--- start of ITEMS ---
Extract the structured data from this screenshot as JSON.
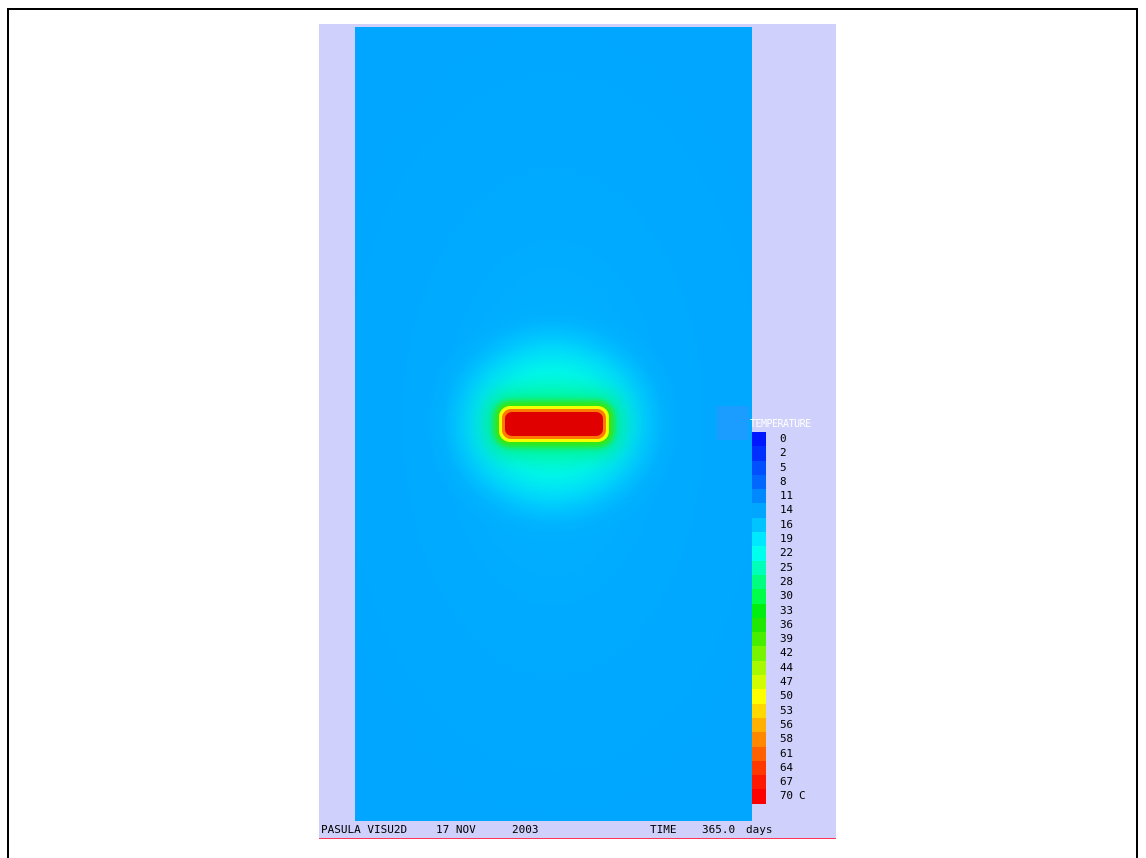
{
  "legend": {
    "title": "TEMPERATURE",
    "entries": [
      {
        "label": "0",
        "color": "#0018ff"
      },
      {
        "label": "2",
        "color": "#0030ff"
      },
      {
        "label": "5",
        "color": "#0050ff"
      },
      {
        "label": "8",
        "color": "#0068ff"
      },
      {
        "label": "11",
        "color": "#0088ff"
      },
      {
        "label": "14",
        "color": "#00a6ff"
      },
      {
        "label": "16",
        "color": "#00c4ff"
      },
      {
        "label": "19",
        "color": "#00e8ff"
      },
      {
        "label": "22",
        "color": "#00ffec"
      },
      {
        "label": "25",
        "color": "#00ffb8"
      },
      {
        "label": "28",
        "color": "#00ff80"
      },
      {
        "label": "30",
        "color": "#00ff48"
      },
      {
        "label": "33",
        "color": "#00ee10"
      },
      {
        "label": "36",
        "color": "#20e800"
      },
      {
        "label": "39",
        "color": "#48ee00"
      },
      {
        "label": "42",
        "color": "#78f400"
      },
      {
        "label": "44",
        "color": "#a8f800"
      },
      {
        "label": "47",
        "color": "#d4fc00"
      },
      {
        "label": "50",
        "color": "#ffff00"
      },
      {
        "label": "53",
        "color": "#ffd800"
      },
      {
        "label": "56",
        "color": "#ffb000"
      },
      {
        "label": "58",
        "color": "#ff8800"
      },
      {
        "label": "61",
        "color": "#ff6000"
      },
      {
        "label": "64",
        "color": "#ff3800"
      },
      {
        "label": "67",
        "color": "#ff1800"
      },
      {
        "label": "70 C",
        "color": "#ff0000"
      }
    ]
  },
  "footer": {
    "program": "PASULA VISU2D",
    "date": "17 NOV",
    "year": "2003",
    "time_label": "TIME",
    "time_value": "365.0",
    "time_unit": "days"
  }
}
--- end of ITEMS ---
= EXERCISE INSTRUCTIONS =
The pictures in the entries should be left out; output everything else exactly.

= WRITTEN RESPONSE =
Extract the structured data from this screenshot as JSON.
{
  "legend": {
    "title": "TEMPERATURE",
    "entries": [
      {
        "label": "0",
        "color": "#0018ff"
      },
      {
        "label": "2",
        "color": "#0030ff"
      },
      {
        "label": "5",
        "color": "#0050ff"
      },
      {
        "label": "8",
        "color": "#0068ff"
      },
      {
        "label": "11",
        "color": "#0088ff"
      },
      {
        "label": "14",
        "color": "#00a6ff"
      },
      {
        "label": "16",
        "color": "#00c4ff"
      },
      {
        "label": "19",
        "color": "#00e8ff"
      },
      {
        "label": "22",
        "color": "#00ffec"
      },
      {
        "label": "25",
        "color": "#00ffb8"
      },
      {
        "label": "28",
        "color": "#00ff80"
      },
      {
        "label": "30",
        "color": "#00ff48"
      },
      {
        "label": "33",
        "color": "#00ee10"
      },
      {
        "label": "36",
        "color": "#20e800"
      },
      {
        "label": "39",
        "color": "#48ee00"
      },
      {
        "label": "42",
        "color": "#78f400"
      },
      {
        "label": "44",
        "color": "#a8f800"
      },
      {
        "label": "47",
        "color": "#d4fc00"
      },
      {
        "label": "50",
        "color": "#ffff00"
      },
      {
        "label": "53",
        "color": "#ffd800"
      },
      {
        "label": "56",
        "color": "#ffb000"
      },
      {
        "label": "58",
        "color": "#ff8800"
      },
      {
        "label": "61",
        "color": "#ff6000"
      },
      {
        "label": "64",
        "color": "#ff3800"
      },
      {
        "label": "67",
        "color": "#ff1800"
      },
      {
        "label": "70 C",
        "color": "#ff0000"
      }
    ]
  },
  "footer": {
    "program": "PASULA VISU2D",
    "date": "17 NOV",
    "year": "2003",
    "time_label": "TIME",
    "time_value": "365.0",
    "time_unit": "days"
  }
}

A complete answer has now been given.